A block of data:
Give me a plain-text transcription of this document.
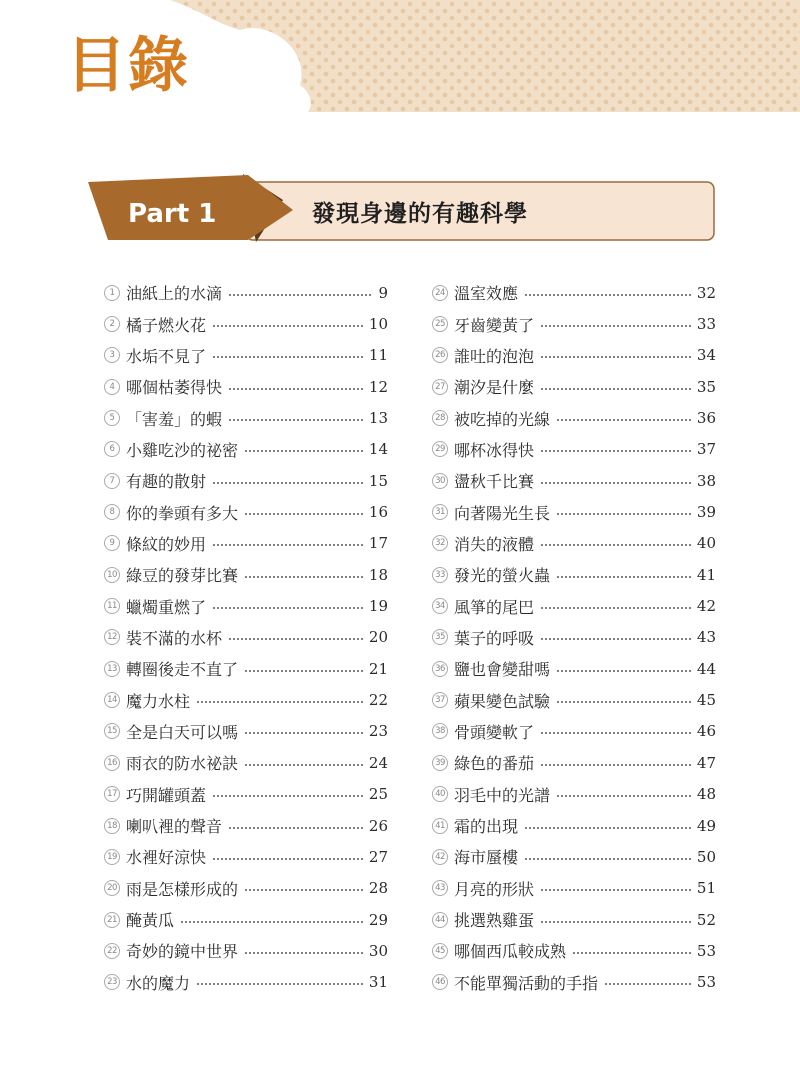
目錄
Part 1	發現身邊的有趣科學
1 油紙上的水滴	9
2 橘子燃火花	10
3 水垢不見了	11
4 哪個枯萎得快	12
5 「害羞」的蝦	13
6 小雞吃沙的祕密	14
7 有趣的散射	15
8 你的拳頭有多大	16
9 條紋的妙用	17
10 綠豆的發芽比賽	18
11 蠟燭重燃了	19
12 裝不滿的水杯	20
13 轉圈後走不直了	21
14 魔力水柱	22
15 全是白天可以嗎	23
16 雨衣的防水祕訣	24
17 巧開罐頭蓋	25
18 喇叭裡的聲音	26
19 水裡好涼快	27
20 雨是怎樣形成的	28
21 醃黃瓜	29
22 奇妙的鏡中世界	30
23 水的魔力	31
24 溫室效應	32
25 牙齒變黃了	33
26 誰吐的泡泡	34
27 潮汐是什麼	35
28 被吃掉的光線	36
29 哪杯冰得快	37
30 盪秋千比賽	38
31 向著陽光生長	39
32 消失的液體	40
33 發光的螢火蟲	41
34 風箏的尾巴	42
35 葉子的呼吸	43
36 鹽也會變甜嗎	44
37 蘋果變色試驗	45
38 骨頭變軟了	46
39 綠色的番茄	47
40 羽毛中的光譜	48
41 霜的出現	49
42 海市蜃樓	50
43 月亮的形狀	51
44 挑選熟雞蛋	52
45 哪個西瓜較成熟	53
46 不能單獨活動的手指	53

● **EXERCISE TASK**
Omitting all images, retype each line of the records precisely.

● **RESULT**
Give me a plain-text transcription of this document.
目錄
Part 1	發現身邊的有趣科學
1 油紙上的水滴	9
2 橘子燃火花	10
3 水垢不見了	11
4 哪個枯萎得快	12
5 「害羞」的蝦	13
6 小雞吃沙的祕密	14
7 有趣的散射	15
8 你的拳頭有多大	16
9 條紋的妙用	17
10 綠豆的發芽比賽	18
11 蠟燭重燃了	19
12 裝不滿的水杯	20
13 轉圈後走不直了	21
14 魔力水柱	22
15 全是白天可以嗎	23
16 雨衣的防水祕訣	24
17 巧開罐頭蓋	25
18 喇叭裡的聲音	26
19 水裡好涼快	27
20 雨是怎樣形成的	28
21 醃黃瓜	29
22 奇妙的鏡中世界	30
23 水的魔力	31
24 溫室效應	32
25 牙齒變黃了	33
26 誰吐的泡泡	34
27 潮汐是什麼	35
28 被吃掉的光線	36
29 哪杯冰得快	37
30 盪秋千比賽	38
31 向著陽光生長	39
32 消失的液體	40
33 發光的螢火蟲	41
34 風箏的尾巴	42
35 葉子的呼吸	43
36 鹽也會變甜嗎	44
37 蘋果變色試驗	45
38 骨頭變軟了	46
39 綠色的番茄	47
40 羽毛中的光譜	48
41 霜的出現	49
42 海市蜃樓	50
43 月亮的形狀	51
44 挑選熟雞蛋	52
45 哪個西瓜較成熟	53
46 不能單獨活動的手指	53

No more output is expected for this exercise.